GIVEN EXERCISE
Skip the pictures and quote all of the lines exactly.

Extracted records:
____

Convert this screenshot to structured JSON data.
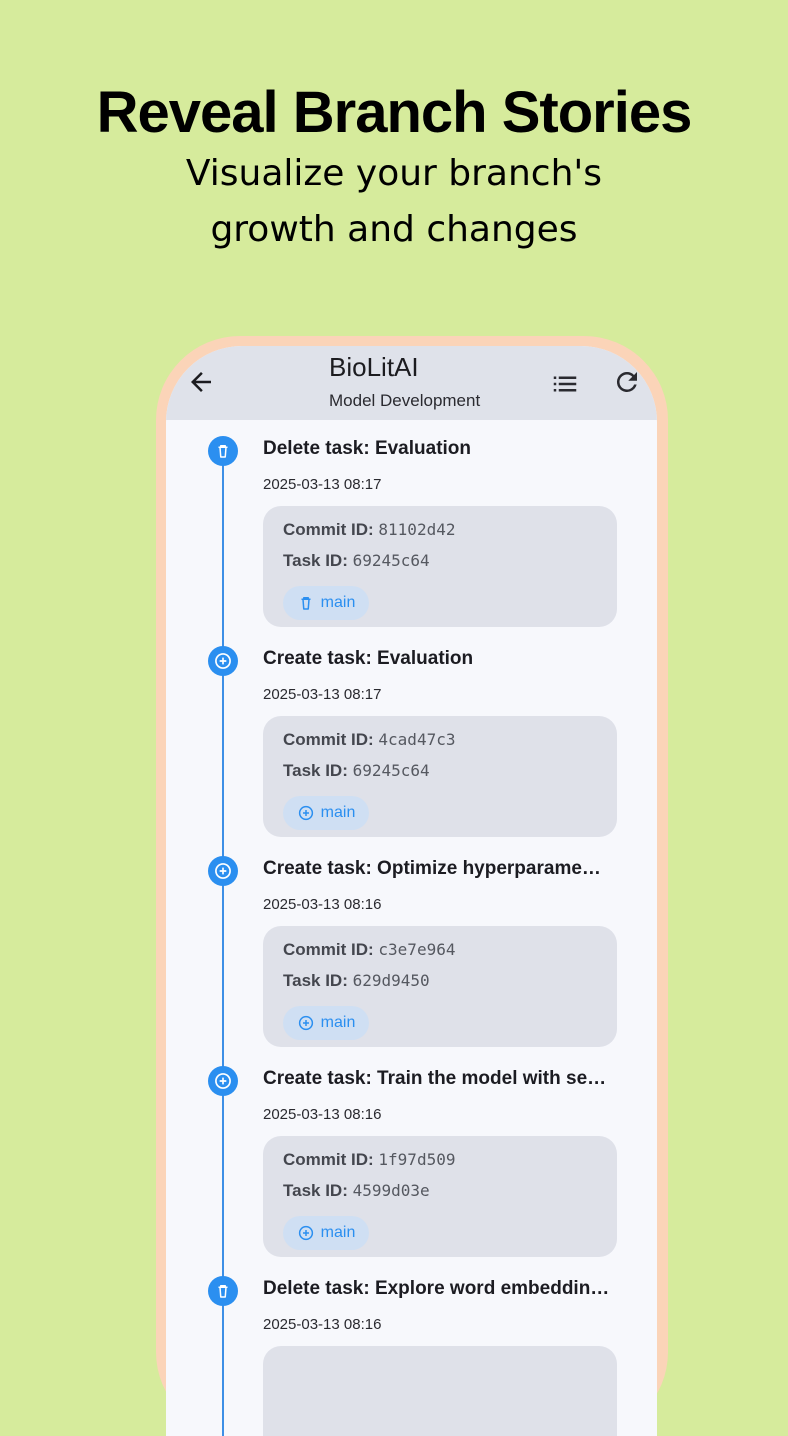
{
  "hero": {
    "title": "Reveal Branch Stories",
    "subtitle_line1": "Visualize your branch's",
    "subtitle_line2": "growth and changes"
  },
  "appbar": {
    "title": "BioLitAI",
    "subtitle": "Model Development",
    "icons": [
      "arrow-left-icon",
      "list-icon",
      "refresh-icon"
    ]
  },
  "commits": [
    {
      "action": "delete",
      "icon": "trash-icon",
      "title": "Delete task: Evaluation",
      "time": "2025-03-13 08:17",
      "commit_label": "Commit ID:",
      "commit_id": "81102d42",
      "task_label": "Task ID:",
      "task_id": "69245c64",
      "branch": "main"
    },
    {
      "action": "create",
      "icon": "plus-circle-icon",
      "title": "Create task: Evaluation",
      "time": "2025-03-13 08:17",
      "commit_label": "Commit ID:",
      "commit_id": "4cad47c3",
      "task_label": "Task ID:",
      "task_id": "69245c64",
      "branch": "main"
    },
    {
      "action": "create",
      "icon": "plus-circle-icon",
      "title": "Create task: Optimize hyperparame…",
      "time": "2025-03-13 08:16",
      "commit_label": "Commit ID:",
      "commit_id": "c3e7e964",
      "task_label": "Task ID:",
      "task_id": "629d9450",
      "branch": "main"
    },
    {
      "action": "create",
      "icon": "plus-circle-icon",
      "title": "Create task: Train the model with se…",
      "time": "2025-03-13 08:16",
      "commit_label": "Commit ID:",
      "commit_id": "1f97d509",
      "task_label": "Task ID:",
      "task_id": "4599d03e",
      "branch": "main"
    },
    {
      "action": "delete",
      "icon": "trash-icon",
      "title": "Delete task: Explore word embeddin…",
      "time": "2025-03-13 08:16"
    }
  ],
  "colors": {
    "background": "#d6eb9c",
    "phone_frame": "#fbd4b8",
    "accent": "#2b8ff0",
    "appbar": "#dfe2ea",
    "card": "#dfe1e9"
  }
}
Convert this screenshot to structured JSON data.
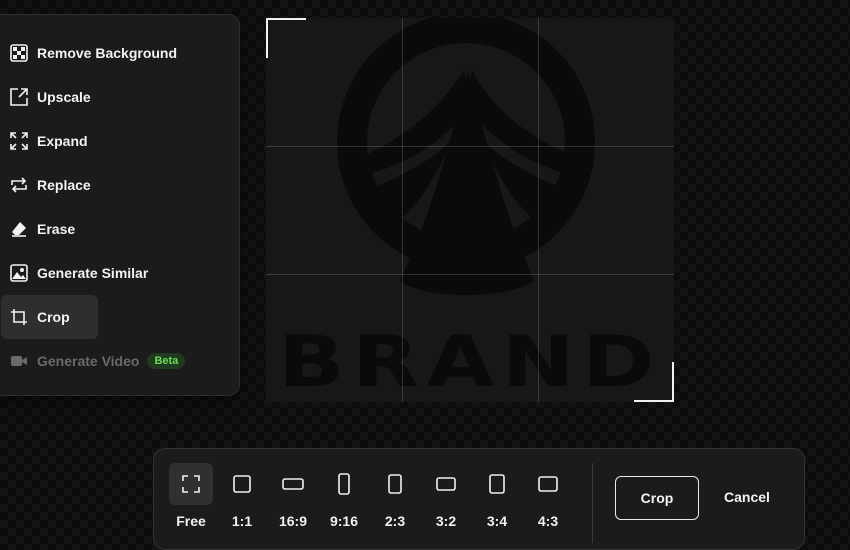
{
  "tools": [
    {
      "label": "Remove Background",
      "icon": "checkerboard-icon",
      "state": "normal"
    },
    {
      "label": "Upscale",
      "icon": "upscale-icon",
      "state": "normal"
    },
    {
      "label": "Expand",
      "icon": "expand-icon",
      "state": "normal"
    },
    {
      "label": "Replace",
      "icon": "replace-icon",
      "state": "normal"
    },
    {
      "label": "Erase",
      "icon": "eraser-icon",
      "state": "normal"
    },
    {
      "label": "Generate Similar",
      "icon": "image-icon",
      "state": "normal"
    },
    {
      "label": "Crop",
      "icon": "crop-icon",
      "state": "active"
    },
    {
      "label": "Generate Video",
      "icon": "video-camera-icon",
      "state": "disabled",
      "badge": "Beta"
    }
  ],
  "canvas": {
    "logo_text": "BRAND",
    "grid": "rule-of-thirds"
  },
  "crop_toolbar": {
    "ratios": [
      {
        "label": "Free",
        "icon": "free-crop-icon",
        "selected": true
      },
      {
        "label": "1:1",
        "icon": "ratio-1-1-icon",
        "selected": false
      },
      {
        "label": "16:9",
        "icon": "ratio-16-9-icon",
        "selected": false
      },
      {
        "label": "9:16",
        "icon": "ratio-9-16-icon",
        "selected": false
      },
      {
        "label": "2:3",
        "icon": "ratio-2-3-icon",
        "selected": false
      },
      {
        "label": "3:2",
        "icon": "ratio-3-2-icon",
        "selected": false
      },
      {
        "label": "3:4",
        "icon": "ratio-3-4-icon",
        "selected": false
      },
      {
        "label": "4:3",
        "icon": "ratio-4-3-icon",
        "selected": false
      }
    ],
    "crop_label": "Crop",
    "cancel_label": "Cancel"
  },
  "colors": {
    "background": "#0c0c0c",
    "panel": "#1b1b1b",
    "active_item": "#2e2e2e",
    "beta_text": "#6cdb5a",
    "beta_bg": "#1f3a1f"
  }
}
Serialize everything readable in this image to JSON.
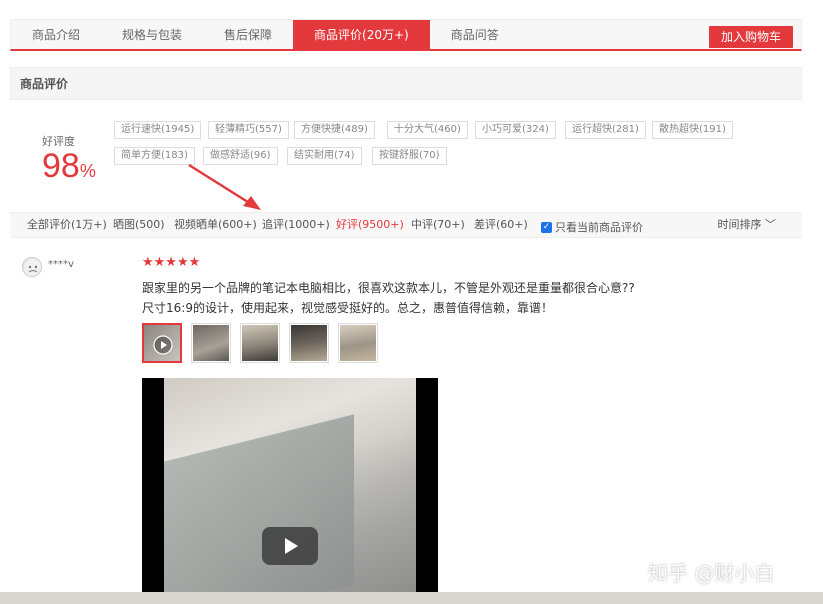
{
  "tabs": [
    {
      "label": "商品介绍"
    },
    {
      "label": "规格与包装"
    },
    {
      "label": "售后保障"
    },
    {
      "label": "商品评价(20万+)"
    },
    {
      "label": "商品问答"
    }
  ],
  "cart_button": "加入购物车",
  "section_title": "商品评价",
  "rating": {
    "label": "好评度",
    "value": "98",
    "unit": "%"
  },
  "tags": [
    "运行速快(1945)",
    "轻薄精巧(557)",
    "方便快捷(489)",
    "十分大气(460)",
    "小巧可爱(324)",
    "运行超快(281)",
    "散热超快(191)",
    "简单方便(183)",
    "做感舒适(96)",
    "结实耐用(74)",
    "按键舒服(70)"
  ],
  "filters": [
    {
      "label": "全部评价(1万+)"
    },
    {
      "label": "晒图(500)"
    },
    {
      "label": "视频晒单(600+)"
    },
    {
      "label": "追评(1000+)"
    },
    {
      "label": "好评(9500+)"
    },
    {
      "label": "中评(70+)"
    },
    {
      "label": "差评(60+)"
    }
  ],
  "only_current_label": "只看当前商品评价",
  "sort_label": "时间排序",
  "review": {
    "username": "****v",
    "stars": "★★★★★",
    "line1": "跟家里的另一个品牌的笔记本电脑相比，很喜欢这款本儿，不管是外观还是重量都很合心意??",
    "line2": "尺寸16:9的设计，使用起来，视觉感受挺好的。总之，惠普值得信赖，靠谱！"
  },
  "watermark": "知乎 @财小白",
  "colors": {
    "accent": "#e4393c",
    "checkbox": "#1a73e8"
  },
  "icons": {
    "play": "play-icon",
    "checkbox": "check-icon",
    "sort": "chevron-down-icon",
    "arrow": "annotation-arrow-icon"
  }
}
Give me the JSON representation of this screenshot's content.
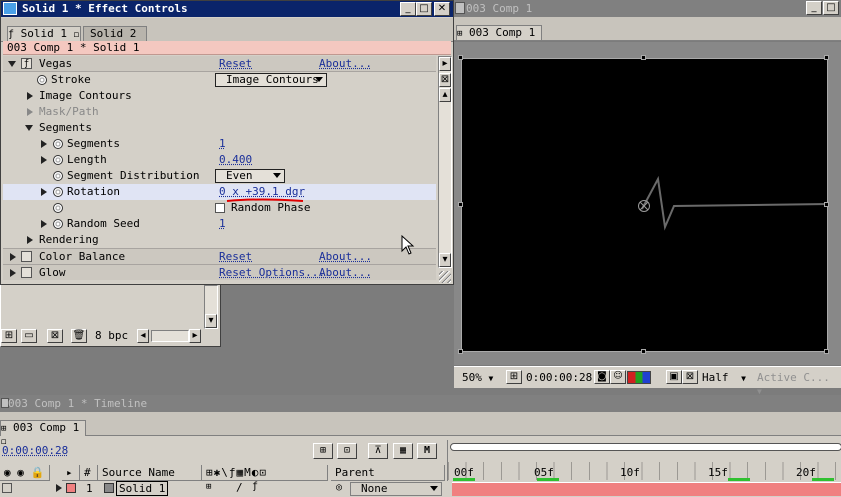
{
  "effect_controls": {
    "window_title": "Solid 1 * Effect Controls",
    "tabs": [
      "Solid 1",
      "Solid 2"
    ],
    "breadcrumb": "003 Comp 1 * Solid 1",
    "rows": {
      "vegas": {
        "label": "Vegas",
        "reset": "Reset",
        "about": "About..."
      },
      "stroke": {
        "label": "Stroke",
        "value": "Image Contours"
      },
      "image_contours": {
        "label": "Image Contours"
      },
      "mask_path": {
        "label": "Mask/Path"
      },
      "segments_group": {
        "label": "Segments"
      },
      "segments": {
        "label": "Segments",
        "value": "1"
      },
      "length": {
        "label": "Length",
        "value": "0.400"
      },
      "segment_distribution": {
        "label": "Segment Distribution",
        "value": "Even"
      },
      "rotation": {
        "label": "Rotation",
        "value": "0 x +39.1 dgr"
      },
      "random_phase": {
        "label": "Random Phase"
      },
      "random_seed": {
        "label": "Random Seed",
        "value": "1"
      },
      "rendering": {
        "label": "Rendering"
      },
      "color_balance": {
        "label": "Color Balance",
        "reset": "Reset",
        "about": "About..."
      },
      "glow": {
        "label": "Glow",
        "reset": "Reset Options...",
        "about": "About..."
      }
    }
  },
  "project_bar": {
    "bpc": "8 bpc"
  },
  "comp_window": {
    "title": "003 Comp 1",
    "tab": "003 Comp 1",
    "zoom": "50%",
    "timecode": "0:00:00:28",
    "resolution": "Half",
    "camera": "Active C..."
  },
  "timeline": {
    "title": "003 Comp 1 * Timeline",
    "tab": "003 Comp 1",
    "timecode": "0:00:00:28",
    "columns": {
      "hash": "#",
      "source_name": "Source Name",
      "parent": "Parent"
    },
    "ruler": [
      "00f",
      "05f",
      "10f",
      "15f",
      "20f"
    ],
    "layer": {
      "number": "1",
      "name": "Solid 1",
      "parent": "None"
    }
  },
  "colors": {
    "titlebar": "#0a246a",
    "breadcrumb_bg": "#f4c8c0",
    "selected_row": "#e0e4f4",
    "annotation": "#e00000",
    "work_area": "#f08080"
  }
}
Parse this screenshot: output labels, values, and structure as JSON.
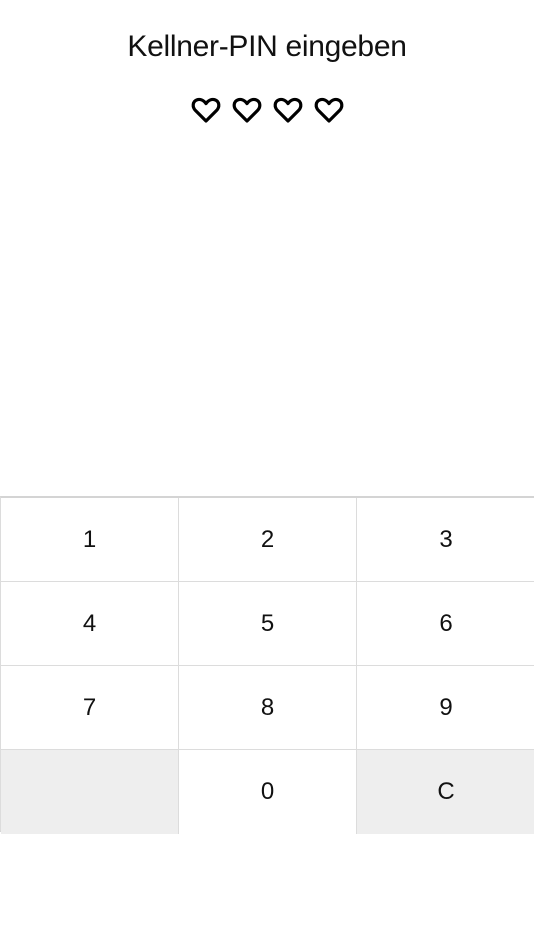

____

THE RESULT
Convert this screenshot to structured JSON data.
{
  "hero": {
    "title": "Reveal Branch Stories",
    "subtitle_line1": "Visualize your branch's",
    "subtitle_line2": "growth and changes"
  },
  "appbar": {
    "title": "BioLitAI",
    "subtitle": "Model Development",
    "icons": [
      "arrow-left-icon",
      "list-icon",
      "refresh-icon"
    ]
  },
  "commits": [
    {
      "action": "delete",
      "icon": "trash-icon",
      "title": "Delete task: Evaluation",
      "time": "2025-03-13 08:17",
      "commit_label": "Commit ID:",
      "commit_id": "81102d42",
      "task_label": "Task ID:",
      "task_id": "69245c64",
      "branch": "main"
    },
    {
      "action": "create",
      "icon": "plus-circle-icon",
      "title": "Create task: Evaluation",
      "time": "2025-03-13 08:17",
      "commit_label": "Commit ID:",
      "commit_id": "4cad47c3",
      "task_label": "Task ID:",
      "task_id": "69245c64",
      "branch": "main"
    },
    {
      "action": "create",
      "icon": "plus-circle-icon",
      "title": "Create task: Optimize hyperparame…",
      "time": "2025-03-13 08:16",
      "commit_label": "Commit ID:",
      "commit_id": "c3e7e964",
      "task_label": "Task ID:",
      "task_id": "629d9450",
      "branch": "main"
    },
    {
      "action": "create",
      "icon": "plus-circle-icon",
      "title": "Create task: Train the model with se…",
      "time": "2025-03-13 08:16",
      "commit_label": "Commit ID:",
      "commit_id": "1f97d509",
      "task_label": "Task ID:",
      "task_id": "4599d03e",
      "branch": "main"
    },
    {
      "action": "delete",
      "icon": "trash-icon",
      "title": "Delete task: Explore word embeddin…",
      "time": "2025-03-13 08:16"
    }
  ],
  "colors": {
    "background": "#d6eb9c",
    "phone_frame": "#fbd4b8",
    "accent": "#2b8ff0",
    "appbar": "#dfe2ea",
    "card": "#dfe1e9"
  }
}
Convert this screenshot to structured JSON data.
{
  "tools": [
    {
      "label": "Remove Background",
      "icon": "checkerboard-icon",
      "state": "normal"
    },
    {
      "label": "Upscale",
      "icon": "upscale-icon",
      "state": "normal"
    },
    {
      "label": "Expand",
      "icon": "expand-icon",
      "state": "normal"
    },
    {
      "label": "Replace",
      "icon": "replace-icon",
      "state": "normal"
    },
    {
      "label": "Erase",
      "icon": "eraser-icon",
      "state": "normal"
    },
    {
      "label": "Generate Similar",
      "icon": "image-icon",
      "state": "normal"
    },
    {
      "label": "Crop",
      "icon": "crop-icon",
      "state": "active"
    },
    {
      "label": "Generate Video",
      "icon": "video-camera-icon",
      "state": "disabled",
      "badge": "Beta"
    }
  ],
  "canvas": {
    "logo_text": "BRAND",
    "grid": "rule-of-thirds"
  },
  "crop_toolbar": {
    "ratios": [
      {
        "label": "Free",
        "icon": "free-crop-icon",
        "selected": true
      },
      {
        "label": "1:1",
        "icon": "ratio-1-1-icon",
        "selected": false
      },
      {
        "label": "16:9",
        "icon": "ratio-16-9-icon",
        "selected": false
      },
      {
        "label": "9:16",
        "icon": "ratio-9-16-icon",
        "selected": false
      },
      {
        "label": "2:3",
        "icon": "ratio-2-3-icon",
        "selected": false
      },
      {
        "label": "3:2",
        "icon": "ratio-3-2-icon",
        "selected": false
      },
      {
        "label": "3:4",
        "icon": "ratio-3-4-icon",
        "selected": false
      },
      {
        "label": "4:3",
        "icon": "ratio-4-3-icon",
        "selected": false
      }
    ],
    "crop_label": "Crop",
    "cancel_label": "Cancel"
  },
  "colors": {
    "background": "#0c0c0c",
    "panel": "#1b1b1b",
    "active_item": "#2e2e2e",
    "beta_text": "#6cdb5a",
    "beta_bg": "#1f3a1f"
  }
}
Serialize everything readable in this image to JSON.
{
  "tabs": [
    {
      "label": "商品介绍"
    },
    {
      "label": "规格与包装"
    },
    {
      "label": "售后保障"
    },
    {
      "label": "商品评价(20万+)"
    },
    {
      "label": "商品问答"
    }
  ],
  "cart_button": "加入购物车",
  "section_title": "商品评价",
  "rating": {
    "label": "好评度",
    "value": "98",
    "unit": "%"
  },
  "tags": [
    "运行速快(1945)",
    "轻薄精巧(557)",
    "方便快捷(489)",
    "十分大气(460)",
    "小巧可爱(324)",
    "运行超快(281)",
    "散热超快(191)",
    "简单方便(183)",
    "做感舒适(96)",
    "结实耐用(74)",
    "按键舒服(70)"
  ],
  "filters": [
    {
      "label": "全部评价(1万+)"
    },
    {
      "label": "晒图(500)"
    },
    {
      "label": "视频晒单(600+)"
    },
    {
      "label": "追评(1000+)"
    },
    {
      "label": "好评(9500+)"
    },
    {
      "label": "中评(70+)"
    },
    {
      "label": "差评(60+)"
    }
  ],
  "only_current_label": "只看当前商品评价",
  "sort_label": "时间排序",
  "review": {
    "username": "****v",
    "stars": "★★★★★",
    "line1": "跟家里的另一个品牌的笔记本电脑相比，很喜欢这款本儿，不管是外观还是重量都很合心意??",
    "line2": "尺寸16:9的设计，使用起来，视觉感受挺好的。总之，惠普值得信赖，靠谱！"
  },
  "watermark": "知乎 @财小白",
  "colors": {
    "accent": "#e4393c",
    "checkbox": "#1a73e8"
  },
  "icons": {
    "play": "play-icon",
    "checkbox": "check-icon",
    "sort": "chevron-down-icon",
    "arrow": "annotation-arrow-icon"
  }
}
Give me the JSON representation of this screenshot's content.
{
  "effect_controls": {
    "window_title": "Solid 1 * Effect Controls",
    "tabs": [
      "Solid 1",
      "Solid 2"
    ],
    "breadcrumb": "003 Comp 1 * Solid 1",
    "rows": {
      "vegas": {
        "label": "Vegas",
        "reset": "Reset",
        "about": "About..."
      },
      "stroke": {
        "label": "Stroke",
        "value": "Image Contours"
      },
      "image_contours": {
        "label": "Image Contours"
      },
      "mask_path": {
        "label": "Mask/Path"
      },
      "segments_group": {
        "label": "Segments"
      },
      "segments": {
        "label": "Segments",
        "value": "1"
      },
      "length": {
        "label": "Length",
        "value": "0.400"
      },
      "segment_distribution": {
        "label": "Segment Distribution",
        "value": "Even"
      },
      "rotation": {
        "label": "Rotation",
        "value": "0 x +39.1 dgr"
      },
      "random_phase": {
        "label": "Random Phase"
      },
      "random_seed": {
        "label": "Random Seed",
        "value": "1"
      },
      "rendering": {
        "label": "Rendering"
      },
      "color_balance": {
        "label": "Color Balance",
        "reset": "Reset",
        "about": "About..."
      },
      "glow": {
        "label": "Glow",
        "reset": "Reset Options...",
        "about": "About..."
      }
    }
  },
  "project_bar": {
    "bpc": "8 bpc"
  },
  "comp_window": {
    "title": "003 Comp 1",
    "tab": "003 Comp 1",
    "zoom": "50%",
    "timecode": "0:00:00:28",
    "resolution": "Half",
    "camera": "Active C..."
  },
  "timeline": {
    "title": "003 Comp 1 * Timeline",
    "tab": "003 Comp 1",
    "timecode": "0:00:00:28",
    "columns": {
      "hash": "#",
      "source_name": "Source Name",
      "parent": "Parent"
    },
    "ruler": [
      "00f",
      "05f",
      "10f",
      "15f",
      "20f"
    ],
    "layer": {
      "number": "1",
      "name": "Solid 1",
      "parent": "None"
    }
  },
  "colors": {
    "titlebar": "#0a246a",
    "breadcrumb_bg": "#f4c8c0",
    "selected_row": "#e0e4f4",
    "annotation": "#e00000",
    "work_area": "#f08080"
  }
}
Parse this screenshot: output labels, values, and structure as JSON.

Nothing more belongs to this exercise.